STATED PROBLEM: Count how many lines of the material contain the string "Desktop", then give that number and nothing more.

ENTRIES SHOWN:
○ ○ ○

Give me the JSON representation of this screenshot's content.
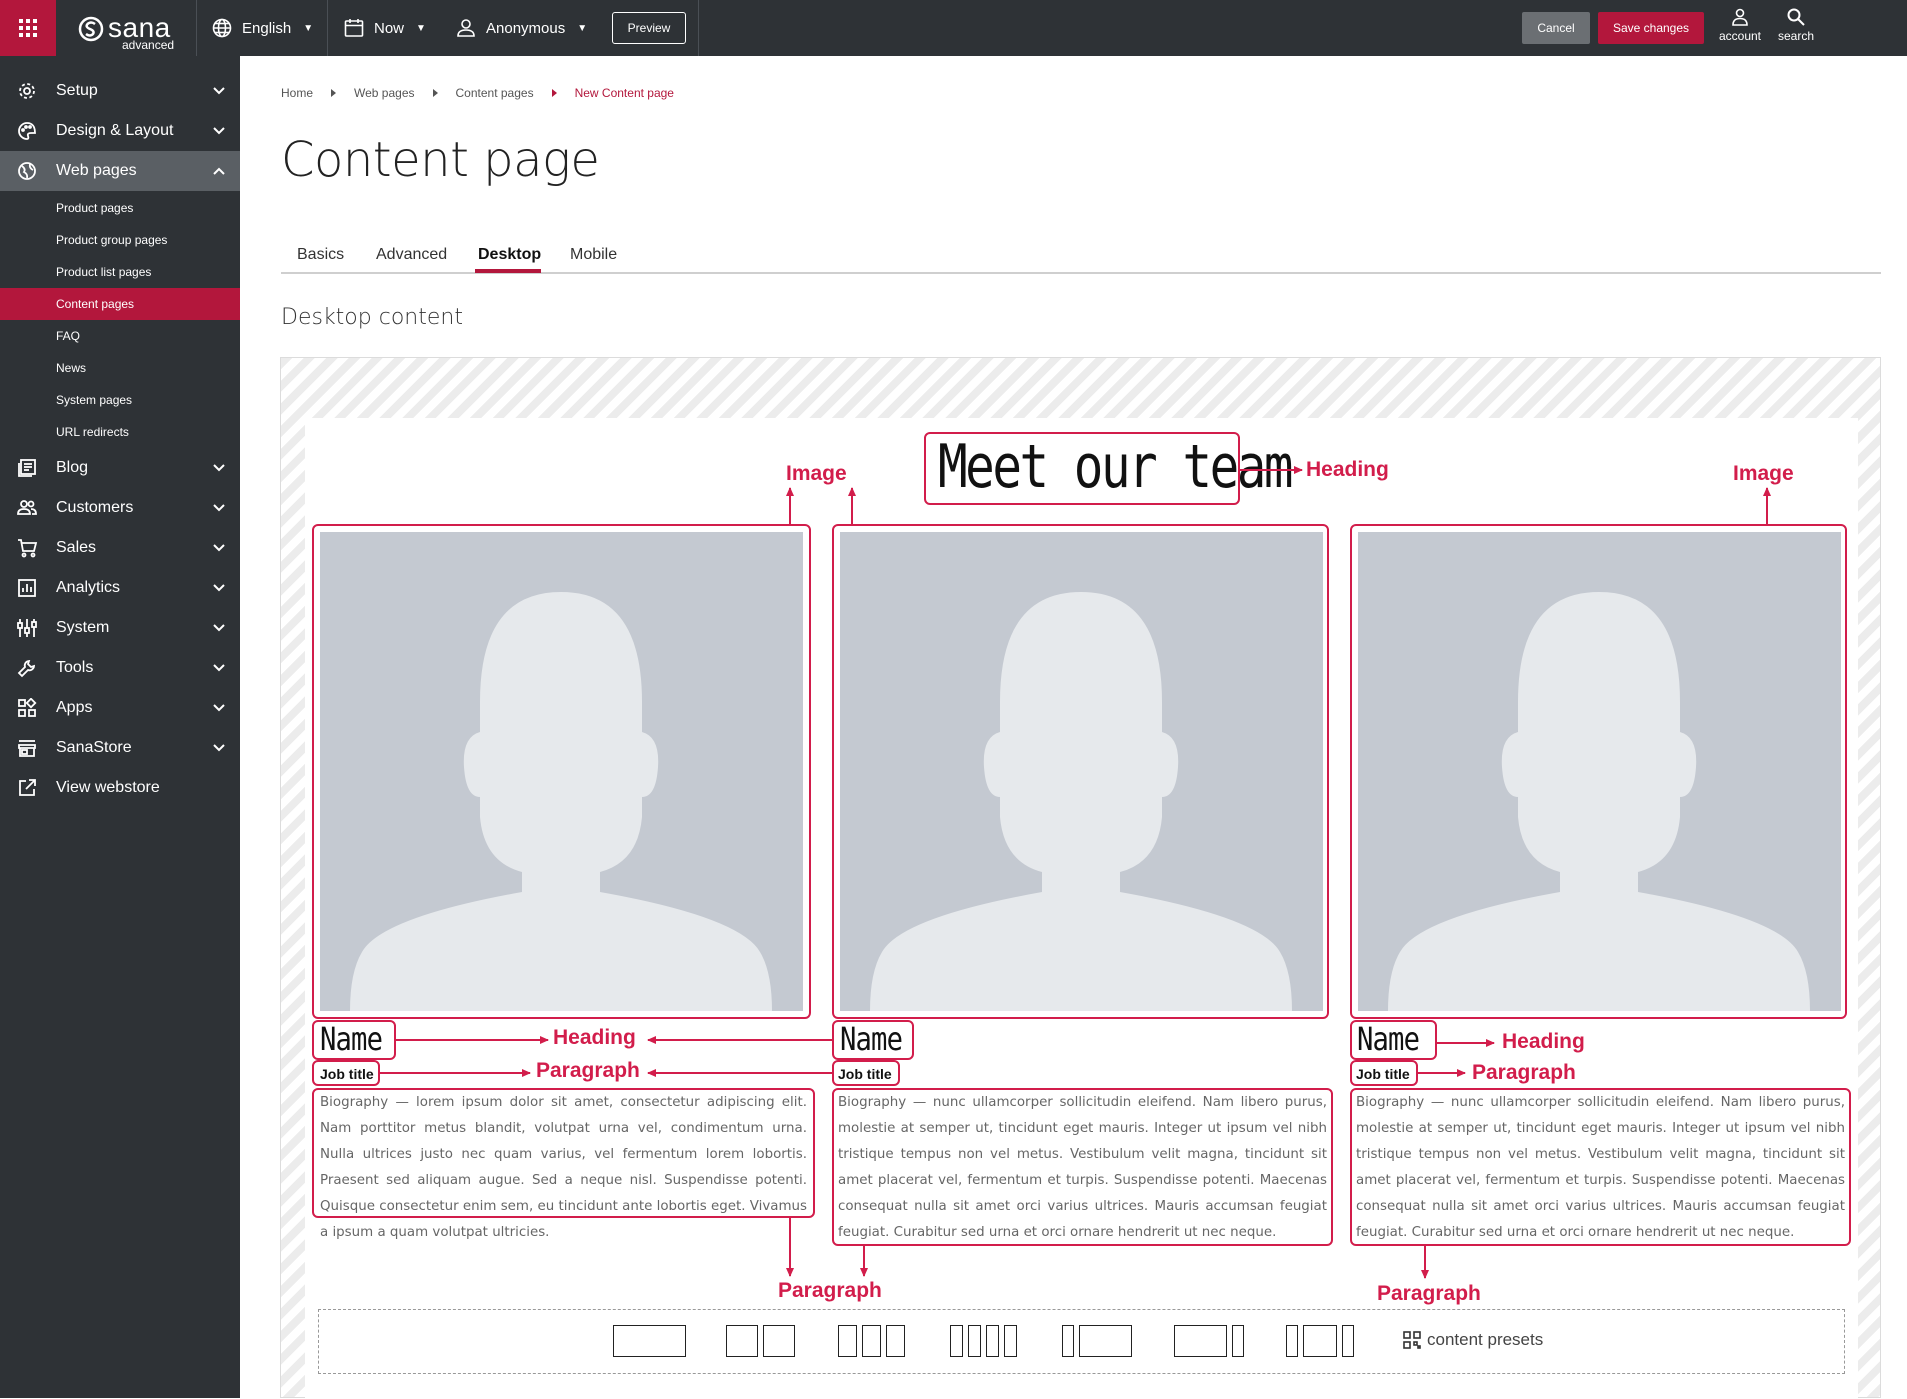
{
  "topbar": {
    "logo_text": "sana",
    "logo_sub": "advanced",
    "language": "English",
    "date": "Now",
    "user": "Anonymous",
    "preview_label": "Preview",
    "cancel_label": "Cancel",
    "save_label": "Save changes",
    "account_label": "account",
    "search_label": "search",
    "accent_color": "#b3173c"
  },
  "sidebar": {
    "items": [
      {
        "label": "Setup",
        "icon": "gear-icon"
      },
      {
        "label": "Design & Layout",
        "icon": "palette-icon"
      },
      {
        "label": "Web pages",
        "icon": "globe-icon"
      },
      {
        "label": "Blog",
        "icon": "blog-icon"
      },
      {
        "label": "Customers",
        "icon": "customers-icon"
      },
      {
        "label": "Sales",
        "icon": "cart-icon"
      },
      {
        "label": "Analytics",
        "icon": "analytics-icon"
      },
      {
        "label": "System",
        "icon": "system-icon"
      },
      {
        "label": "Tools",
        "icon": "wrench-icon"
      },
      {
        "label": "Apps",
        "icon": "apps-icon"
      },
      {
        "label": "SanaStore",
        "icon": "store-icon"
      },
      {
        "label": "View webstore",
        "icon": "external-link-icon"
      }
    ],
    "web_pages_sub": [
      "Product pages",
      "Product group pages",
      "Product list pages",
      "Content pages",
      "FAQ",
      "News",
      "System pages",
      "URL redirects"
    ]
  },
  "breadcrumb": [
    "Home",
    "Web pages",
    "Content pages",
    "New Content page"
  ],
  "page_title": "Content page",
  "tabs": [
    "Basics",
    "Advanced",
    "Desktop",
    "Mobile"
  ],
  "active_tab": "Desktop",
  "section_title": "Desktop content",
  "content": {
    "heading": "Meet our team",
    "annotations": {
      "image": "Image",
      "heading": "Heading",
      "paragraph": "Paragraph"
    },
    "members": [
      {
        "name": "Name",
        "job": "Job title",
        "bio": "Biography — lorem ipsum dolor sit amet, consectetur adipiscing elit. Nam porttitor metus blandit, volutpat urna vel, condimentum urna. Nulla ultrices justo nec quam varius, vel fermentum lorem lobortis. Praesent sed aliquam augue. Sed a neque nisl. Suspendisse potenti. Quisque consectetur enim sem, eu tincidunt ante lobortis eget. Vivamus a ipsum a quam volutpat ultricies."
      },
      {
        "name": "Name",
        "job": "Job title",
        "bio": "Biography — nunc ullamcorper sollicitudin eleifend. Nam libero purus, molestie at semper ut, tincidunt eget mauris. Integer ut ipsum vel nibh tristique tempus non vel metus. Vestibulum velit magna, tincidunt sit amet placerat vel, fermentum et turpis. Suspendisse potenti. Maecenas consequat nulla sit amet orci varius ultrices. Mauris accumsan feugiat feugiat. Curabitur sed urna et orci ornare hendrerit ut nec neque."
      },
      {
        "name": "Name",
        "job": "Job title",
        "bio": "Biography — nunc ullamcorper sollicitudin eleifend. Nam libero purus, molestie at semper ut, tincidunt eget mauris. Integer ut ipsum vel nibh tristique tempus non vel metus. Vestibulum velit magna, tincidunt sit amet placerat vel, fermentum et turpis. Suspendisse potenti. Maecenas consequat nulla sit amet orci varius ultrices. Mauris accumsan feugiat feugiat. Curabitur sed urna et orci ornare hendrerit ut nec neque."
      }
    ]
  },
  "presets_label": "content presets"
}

○ ○ ○

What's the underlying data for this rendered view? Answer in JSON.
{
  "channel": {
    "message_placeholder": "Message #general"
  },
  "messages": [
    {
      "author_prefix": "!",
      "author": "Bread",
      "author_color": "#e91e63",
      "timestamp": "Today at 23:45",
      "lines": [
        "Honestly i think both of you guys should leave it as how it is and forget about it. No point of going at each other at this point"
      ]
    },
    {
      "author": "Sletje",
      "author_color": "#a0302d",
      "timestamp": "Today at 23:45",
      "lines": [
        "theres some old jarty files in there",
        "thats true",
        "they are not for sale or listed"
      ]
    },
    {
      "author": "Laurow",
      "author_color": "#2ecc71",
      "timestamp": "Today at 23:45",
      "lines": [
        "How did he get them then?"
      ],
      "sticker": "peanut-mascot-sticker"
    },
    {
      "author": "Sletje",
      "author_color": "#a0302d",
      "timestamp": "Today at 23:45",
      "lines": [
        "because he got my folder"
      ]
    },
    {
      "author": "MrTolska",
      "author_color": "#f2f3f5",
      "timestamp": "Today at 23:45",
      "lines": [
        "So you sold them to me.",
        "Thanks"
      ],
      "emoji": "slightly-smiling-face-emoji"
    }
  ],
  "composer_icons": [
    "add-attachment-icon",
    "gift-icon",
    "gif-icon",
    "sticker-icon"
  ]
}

○ ○ ○

CORRECT OUTPUT: 3